#### EXTRAIT DE PAGE:
++++++++
Fin de grève en vue chez General Motors aux États-Unis

Publié le 16/10/2019 à 13:36

Fin de grève en vue chez General Motors aux États-Unis

Publié le 16/10/2019 à 13:36

Par AFP

(Photo: 123RF)

Après presque cinq semaines de grève aux États-Unis, le syndicat UAW a annoncé mercredi un accord préliminaire avec la direction du groupe automobile General Motors qui pourrait mettre fin à ce mouvement sans précédent depuis plus d’une décennie.

Le texte doit encore être approuvé par le Conseil national du syndicat lors d’un vote jeudi avant qu’il ne soit soumis aux adhérents, précise un communiqué de l’UAW. Le Conseil national décidera alors si la grève continue jusqu’à l’adoption finale du texte ou si elle s’arrête le 17 octobre.

« Les négociateurs nationaux élus ont voté pour recommander au Conseil national UAW-GM d’accepter cet accord préliminaire parce qu’il apporte des gains importants aux membres du syndicat », selon le communiqué.

Pour l’heure, le syndicat n’a donné aucun détail sur l’accord lui-même, en attendant que le Conseil national l’approuve.

GM est resté encore plus discret, se contentant de confirmer « ce que dit l’UAW dans son communiqué sur un accord préliminaire ».

Si le feu vert est donné, le texte de l’accord préliminaire sera partagé avec tous les membres pour qu’ils puissent se prononcer dessus.

« Cet accord ne sera ratifié que si les membres UAW-GM l’adoptent », souligne le communiqué.

Après des hoquets ces derniers jours, les choses se sont décantées entre direction et syndicat.

Mary Barra, la PDG de GM avait rejoint mardi la table des négociations, laissant à penser qu’un dénouement était proche pour une grève qui paralyse la production du constructeur automobile aux États-Unis depuis le 16 septembre, et qui a forcé à la mise au chômage technique de milliers d’employés y compris au Canada et au Mexique.

GM et l’UAW avaient repris leurs négociations lundi, après une impasse due au rejet, la semaine dernière, de l’offre du constructeur sur les intérimaires et la pérennisation des emplois.

Les négociations achoppaient notamment sur le traitement des intérimaires ayant travaillé pour GM pendant quatre ans au moins.

Grève dure

Les deux parties auraient trouvé un compromis selon lequel ces salariés pourraient être titularisés au bout de trois ans, selon une source syndicale. Il n’est pas exclu que la durée retenue varie d’ici la finalisation d’un accord.
++++++++
#### EXTRAITS DU LISTING:
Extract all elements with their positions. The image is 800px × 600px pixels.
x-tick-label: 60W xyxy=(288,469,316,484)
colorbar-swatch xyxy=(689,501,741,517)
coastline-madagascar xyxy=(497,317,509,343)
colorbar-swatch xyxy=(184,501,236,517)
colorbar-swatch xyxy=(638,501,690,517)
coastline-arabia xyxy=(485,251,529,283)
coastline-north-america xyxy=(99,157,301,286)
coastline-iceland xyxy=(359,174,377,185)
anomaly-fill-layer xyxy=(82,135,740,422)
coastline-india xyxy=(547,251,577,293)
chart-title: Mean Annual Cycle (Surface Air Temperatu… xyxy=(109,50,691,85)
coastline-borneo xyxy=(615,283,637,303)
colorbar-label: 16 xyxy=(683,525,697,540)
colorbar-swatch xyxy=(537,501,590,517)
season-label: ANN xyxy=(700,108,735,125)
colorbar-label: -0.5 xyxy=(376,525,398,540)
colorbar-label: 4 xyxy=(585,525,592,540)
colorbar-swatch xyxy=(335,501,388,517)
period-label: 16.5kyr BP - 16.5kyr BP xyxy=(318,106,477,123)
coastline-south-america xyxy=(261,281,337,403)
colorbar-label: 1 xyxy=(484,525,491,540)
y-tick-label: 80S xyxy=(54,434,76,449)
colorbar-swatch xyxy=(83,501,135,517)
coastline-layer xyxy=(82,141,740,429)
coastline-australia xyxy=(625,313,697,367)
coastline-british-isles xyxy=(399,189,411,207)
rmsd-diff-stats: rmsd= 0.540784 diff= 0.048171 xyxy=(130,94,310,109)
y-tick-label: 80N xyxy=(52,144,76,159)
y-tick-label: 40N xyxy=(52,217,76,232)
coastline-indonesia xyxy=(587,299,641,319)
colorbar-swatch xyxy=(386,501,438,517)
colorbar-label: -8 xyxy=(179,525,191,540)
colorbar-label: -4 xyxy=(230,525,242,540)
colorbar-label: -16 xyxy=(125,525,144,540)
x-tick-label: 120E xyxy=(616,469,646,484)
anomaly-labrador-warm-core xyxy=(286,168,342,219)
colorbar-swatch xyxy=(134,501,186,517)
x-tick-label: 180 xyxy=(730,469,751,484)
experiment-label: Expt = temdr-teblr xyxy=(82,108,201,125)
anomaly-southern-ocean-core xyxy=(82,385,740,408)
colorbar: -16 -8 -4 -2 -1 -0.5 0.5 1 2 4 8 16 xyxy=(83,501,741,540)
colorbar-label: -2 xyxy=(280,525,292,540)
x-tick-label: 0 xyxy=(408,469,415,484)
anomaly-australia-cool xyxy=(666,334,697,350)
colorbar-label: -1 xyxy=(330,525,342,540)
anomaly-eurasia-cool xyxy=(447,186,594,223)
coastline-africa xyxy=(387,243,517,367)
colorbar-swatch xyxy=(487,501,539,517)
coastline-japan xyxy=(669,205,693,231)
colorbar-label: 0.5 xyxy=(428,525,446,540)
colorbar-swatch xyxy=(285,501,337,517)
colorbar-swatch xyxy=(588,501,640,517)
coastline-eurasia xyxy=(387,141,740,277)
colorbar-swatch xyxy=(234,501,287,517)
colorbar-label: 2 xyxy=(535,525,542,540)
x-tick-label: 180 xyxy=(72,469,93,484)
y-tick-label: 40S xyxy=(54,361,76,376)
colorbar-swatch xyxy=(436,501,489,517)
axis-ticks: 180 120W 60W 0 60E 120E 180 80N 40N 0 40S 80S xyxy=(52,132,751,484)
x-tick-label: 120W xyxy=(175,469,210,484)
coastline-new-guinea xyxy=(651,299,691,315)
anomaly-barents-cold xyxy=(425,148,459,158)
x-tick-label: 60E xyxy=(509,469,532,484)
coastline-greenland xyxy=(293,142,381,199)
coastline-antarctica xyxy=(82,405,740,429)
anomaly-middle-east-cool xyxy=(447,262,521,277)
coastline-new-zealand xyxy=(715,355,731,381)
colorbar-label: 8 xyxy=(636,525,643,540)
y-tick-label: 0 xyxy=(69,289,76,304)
++++++++
#### CONSIGNE 1:
Relevez tous les jours de la semaine mentionnés dans l'article sur la grève chez General Motors.
#### CONSIGNE 2:
Rédigez la suite de l'article sur la grève chez General Motors, à partir de sa dernière phrase.

#### RÉPONSE FINALE 1:
mercredi, jeudi, mardi, lundi

#### RÉPONSE FINALE 2:
Près de 50 000 salariés américains syndiqués de GM sont en grève. Ils réclament des hausses des salaires et l’amélioration de la situation des employés embauchés après le sauvetage historique du groupe de la faillite en 2009 par l’administration Obama.

« Tout le monde est affecté par ces cinq semaines de grève », avançaient mardi les analystes du cabinet Bank of America Merrill Lynch.

Pour GM, qui produit normalement 8 400 véhicules par jour aux États-Unis, l’arrêt de production occasionne 100 millions de dollars de perte quotidienne environ, calculent les experts.

« Nous estimons la perte d’exploitation à 2 milliards de dollars pour GM », avance Bank of America, tandis que le manque à gagner est, selon la banque, de plus de 4 000 dollars nets par salarié. 

Samedi, l’UAW a annoncé une hausse de 25 dollars de l’indemnisation hebdomadaire versée par le syndicat aux grévistes, à 275 dollars, et surtout l’autorisation de travailler à temps partiel ailleurs que chez GM sans voir cette enveloppe amputée, « à condition d’aider à tenir les piquets de grève ». 

Le syndicat avait aussi lancé des appels aux dons et à la solidarité et offrait des repas gratuits par exemple, les employés ayant souvent du mal à boucler les fins de mois et se voyant forcés à puiser dans leurs économies.

Une ouvrière de GM avait confié à l’AFP la semaine dernière qu’elle s’était vue forcée de contacter l’United Way, une organisation caritative, pour obtenir un soutien financier dans le paiement de ses factures d’énergie et de son prêt hypothécaire.

« Je ne sais pas comment on peut nourrir cinq enfants avec 250 dollars par semaine », avait lâché Betty Johnson. 

Outre GM et les salariés nord-américains, la grève pèse également sur les fournisseurs de composants automobiles du constructeur, comme le groupe Magna.